▶ SET EXERCISE
Search the listing for the string "make" and copy every line that contains it.

▶ SUPPLIED INFORMATION
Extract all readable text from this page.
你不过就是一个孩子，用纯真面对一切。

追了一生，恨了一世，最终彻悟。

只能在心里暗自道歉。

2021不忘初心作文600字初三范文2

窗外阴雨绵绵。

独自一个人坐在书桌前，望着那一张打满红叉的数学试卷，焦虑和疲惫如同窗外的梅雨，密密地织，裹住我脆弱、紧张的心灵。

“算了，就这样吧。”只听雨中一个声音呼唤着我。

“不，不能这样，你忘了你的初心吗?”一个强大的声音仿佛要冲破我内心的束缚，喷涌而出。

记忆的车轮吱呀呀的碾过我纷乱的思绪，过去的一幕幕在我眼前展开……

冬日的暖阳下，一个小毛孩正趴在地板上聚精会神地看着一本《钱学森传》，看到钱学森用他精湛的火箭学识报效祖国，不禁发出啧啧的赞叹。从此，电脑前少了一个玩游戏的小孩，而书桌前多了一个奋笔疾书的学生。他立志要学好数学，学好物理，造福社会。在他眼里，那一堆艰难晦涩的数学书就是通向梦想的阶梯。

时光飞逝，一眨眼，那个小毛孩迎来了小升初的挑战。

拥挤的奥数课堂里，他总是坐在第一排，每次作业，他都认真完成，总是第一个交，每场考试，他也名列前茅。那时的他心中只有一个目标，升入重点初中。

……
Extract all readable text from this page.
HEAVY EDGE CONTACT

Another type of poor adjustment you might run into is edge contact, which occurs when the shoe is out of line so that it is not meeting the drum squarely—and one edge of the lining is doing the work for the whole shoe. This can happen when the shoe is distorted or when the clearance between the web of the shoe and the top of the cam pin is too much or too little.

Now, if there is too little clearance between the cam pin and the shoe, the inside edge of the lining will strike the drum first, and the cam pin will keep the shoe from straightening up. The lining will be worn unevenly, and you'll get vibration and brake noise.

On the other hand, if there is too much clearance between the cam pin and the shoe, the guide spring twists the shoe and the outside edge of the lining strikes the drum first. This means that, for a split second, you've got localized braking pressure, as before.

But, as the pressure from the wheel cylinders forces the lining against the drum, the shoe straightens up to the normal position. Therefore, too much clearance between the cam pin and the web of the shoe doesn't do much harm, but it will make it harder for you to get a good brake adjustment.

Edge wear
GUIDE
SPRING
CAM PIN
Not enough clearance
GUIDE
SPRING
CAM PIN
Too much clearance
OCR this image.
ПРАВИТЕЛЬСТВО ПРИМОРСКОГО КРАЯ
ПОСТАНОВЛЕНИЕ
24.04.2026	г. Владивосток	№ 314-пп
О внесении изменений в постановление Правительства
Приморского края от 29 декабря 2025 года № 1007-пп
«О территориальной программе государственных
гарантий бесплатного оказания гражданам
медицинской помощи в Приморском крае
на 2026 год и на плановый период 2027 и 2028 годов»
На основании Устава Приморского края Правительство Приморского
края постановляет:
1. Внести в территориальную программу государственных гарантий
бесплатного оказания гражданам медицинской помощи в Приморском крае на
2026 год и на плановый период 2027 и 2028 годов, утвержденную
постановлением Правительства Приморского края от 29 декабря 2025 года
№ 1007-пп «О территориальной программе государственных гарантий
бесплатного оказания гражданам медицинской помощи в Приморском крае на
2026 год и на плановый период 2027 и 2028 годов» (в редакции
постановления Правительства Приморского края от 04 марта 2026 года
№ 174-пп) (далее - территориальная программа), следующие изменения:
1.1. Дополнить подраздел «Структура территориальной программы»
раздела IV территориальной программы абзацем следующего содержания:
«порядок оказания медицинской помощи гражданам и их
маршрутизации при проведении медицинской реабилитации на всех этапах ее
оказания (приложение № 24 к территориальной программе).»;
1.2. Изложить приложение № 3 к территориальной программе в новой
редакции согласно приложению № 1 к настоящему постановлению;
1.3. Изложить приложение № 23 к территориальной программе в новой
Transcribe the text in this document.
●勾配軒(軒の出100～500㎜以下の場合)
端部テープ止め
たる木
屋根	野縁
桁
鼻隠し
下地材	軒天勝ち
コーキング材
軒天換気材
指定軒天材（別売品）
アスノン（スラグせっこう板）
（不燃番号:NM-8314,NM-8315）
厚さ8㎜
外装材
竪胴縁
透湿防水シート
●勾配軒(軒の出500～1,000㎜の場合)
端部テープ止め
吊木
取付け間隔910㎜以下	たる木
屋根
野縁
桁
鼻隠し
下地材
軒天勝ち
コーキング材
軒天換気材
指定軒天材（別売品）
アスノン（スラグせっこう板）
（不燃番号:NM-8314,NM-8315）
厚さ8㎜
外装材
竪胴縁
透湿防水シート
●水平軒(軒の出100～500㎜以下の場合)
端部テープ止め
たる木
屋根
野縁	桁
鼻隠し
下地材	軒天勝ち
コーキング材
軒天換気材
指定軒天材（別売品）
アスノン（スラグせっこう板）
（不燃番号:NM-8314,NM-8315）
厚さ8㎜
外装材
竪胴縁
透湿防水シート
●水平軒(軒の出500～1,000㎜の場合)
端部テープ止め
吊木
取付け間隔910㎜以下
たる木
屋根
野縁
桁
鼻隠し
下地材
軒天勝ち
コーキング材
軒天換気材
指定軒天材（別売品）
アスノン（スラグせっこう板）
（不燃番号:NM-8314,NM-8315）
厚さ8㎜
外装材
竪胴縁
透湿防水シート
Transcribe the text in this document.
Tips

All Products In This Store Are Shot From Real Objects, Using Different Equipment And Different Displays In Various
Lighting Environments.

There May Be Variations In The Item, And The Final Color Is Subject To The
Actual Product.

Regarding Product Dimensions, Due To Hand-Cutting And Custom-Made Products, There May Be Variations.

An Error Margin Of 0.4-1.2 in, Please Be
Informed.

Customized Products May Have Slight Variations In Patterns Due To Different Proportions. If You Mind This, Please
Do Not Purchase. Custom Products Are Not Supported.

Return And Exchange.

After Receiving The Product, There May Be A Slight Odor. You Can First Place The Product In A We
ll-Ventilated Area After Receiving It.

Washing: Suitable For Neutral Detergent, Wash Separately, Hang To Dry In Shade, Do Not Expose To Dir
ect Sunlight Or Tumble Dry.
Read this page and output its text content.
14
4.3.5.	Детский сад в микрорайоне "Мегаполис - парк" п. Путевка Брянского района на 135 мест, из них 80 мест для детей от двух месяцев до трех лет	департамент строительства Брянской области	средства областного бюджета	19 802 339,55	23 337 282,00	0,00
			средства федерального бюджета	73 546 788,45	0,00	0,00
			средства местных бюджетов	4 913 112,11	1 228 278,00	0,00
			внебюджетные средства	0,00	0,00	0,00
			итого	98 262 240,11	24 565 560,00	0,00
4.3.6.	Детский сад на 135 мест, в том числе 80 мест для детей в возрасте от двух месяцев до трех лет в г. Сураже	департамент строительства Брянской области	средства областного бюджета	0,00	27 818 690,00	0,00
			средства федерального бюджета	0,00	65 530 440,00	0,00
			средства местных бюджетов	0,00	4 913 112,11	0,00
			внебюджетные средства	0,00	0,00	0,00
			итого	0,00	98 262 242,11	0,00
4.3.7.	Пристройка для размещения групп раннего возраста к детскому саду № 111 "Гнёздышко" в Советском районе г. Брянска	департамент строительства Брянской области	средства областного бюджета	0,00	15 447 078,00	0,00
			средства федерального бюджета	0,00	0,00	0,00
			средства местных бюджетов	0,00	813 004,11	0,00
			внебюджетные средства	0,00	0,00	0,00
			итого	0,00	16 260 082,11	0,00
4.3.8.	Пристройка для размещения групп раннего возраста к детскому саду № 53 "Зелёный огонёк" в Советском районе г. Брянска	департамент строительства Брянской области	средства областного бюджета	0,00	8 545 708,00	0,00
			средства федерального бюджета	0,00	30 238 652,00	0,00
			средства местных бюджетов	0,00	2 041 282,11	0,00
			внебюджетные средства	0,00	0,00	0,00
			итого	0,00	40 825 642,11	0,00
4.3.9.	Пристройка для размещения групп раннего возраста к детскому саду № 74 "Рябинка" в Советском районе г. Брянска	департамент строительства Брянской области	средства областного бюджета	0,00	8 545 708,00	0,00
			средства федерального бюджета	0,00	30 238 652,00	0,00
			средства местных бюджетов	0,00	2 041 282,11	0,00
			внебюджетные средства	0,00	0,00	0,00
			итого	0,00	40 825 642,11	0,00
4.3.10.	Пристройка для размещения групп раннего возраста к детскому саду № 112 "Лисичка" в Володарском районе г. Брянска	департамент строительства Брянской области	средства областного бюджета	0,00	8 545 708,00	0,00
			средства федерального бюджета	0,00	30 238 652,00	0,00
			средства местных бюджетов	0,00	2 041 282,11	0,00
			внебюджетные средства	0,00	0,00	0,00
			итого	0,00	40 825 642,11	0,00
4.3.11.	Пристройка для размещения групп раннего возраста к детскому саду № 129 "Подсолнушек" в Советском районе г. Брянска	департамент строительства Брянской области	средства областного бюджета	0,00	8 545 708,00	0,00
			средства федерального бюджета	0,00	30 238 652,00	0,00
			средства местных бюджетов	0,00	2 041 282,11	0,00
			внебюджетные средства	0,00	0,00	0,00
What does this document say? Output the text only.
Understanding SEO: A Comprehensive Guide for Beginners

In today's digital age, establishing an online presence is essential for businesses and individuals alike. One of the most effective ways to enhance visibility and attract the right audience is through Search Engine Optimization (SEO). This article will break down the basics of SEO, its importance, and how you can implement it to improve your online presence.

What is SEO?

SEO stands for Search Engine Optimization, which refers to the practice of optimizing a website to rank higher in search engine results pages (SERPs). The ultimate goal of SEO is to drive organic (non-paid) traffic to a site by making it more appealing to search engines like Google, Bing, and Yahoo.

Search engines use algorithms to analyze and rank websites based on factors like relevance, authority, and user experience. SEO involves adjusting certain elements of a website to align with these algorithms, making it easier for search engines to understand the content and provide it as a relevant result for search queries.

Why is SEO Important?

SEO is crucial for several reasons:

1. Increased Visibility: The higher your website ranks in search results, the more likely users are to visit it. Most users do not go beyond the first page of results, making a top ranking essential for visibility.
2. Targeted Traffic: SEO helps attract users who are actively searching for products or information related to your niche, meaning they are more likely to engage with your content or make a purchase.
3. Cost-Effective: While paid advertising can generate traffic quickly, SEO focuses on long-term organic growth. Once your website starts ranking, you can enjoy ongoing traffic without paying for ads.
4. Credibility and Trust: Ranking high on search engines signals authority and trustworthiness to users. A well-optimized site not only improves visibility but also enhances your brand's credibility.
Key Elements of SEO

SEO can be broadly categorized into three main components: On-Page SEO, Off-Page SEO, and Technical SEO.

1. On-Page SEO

▶ ANSWER TO THE TASK
But, as the pressure from the wheel cylinders forces the lining against the drum, the shoe straightens up to the normal position. Therefore, too much clearance between the cam pin and the web of the shoe doesn't do much harm, but it will make it harder for you to get a good brake adjustment.
2. Targeted Traffic: SEO helps attract users who are actively searching for products or information related to your niche, meaning they are more likely to engage with your content or make a purchase.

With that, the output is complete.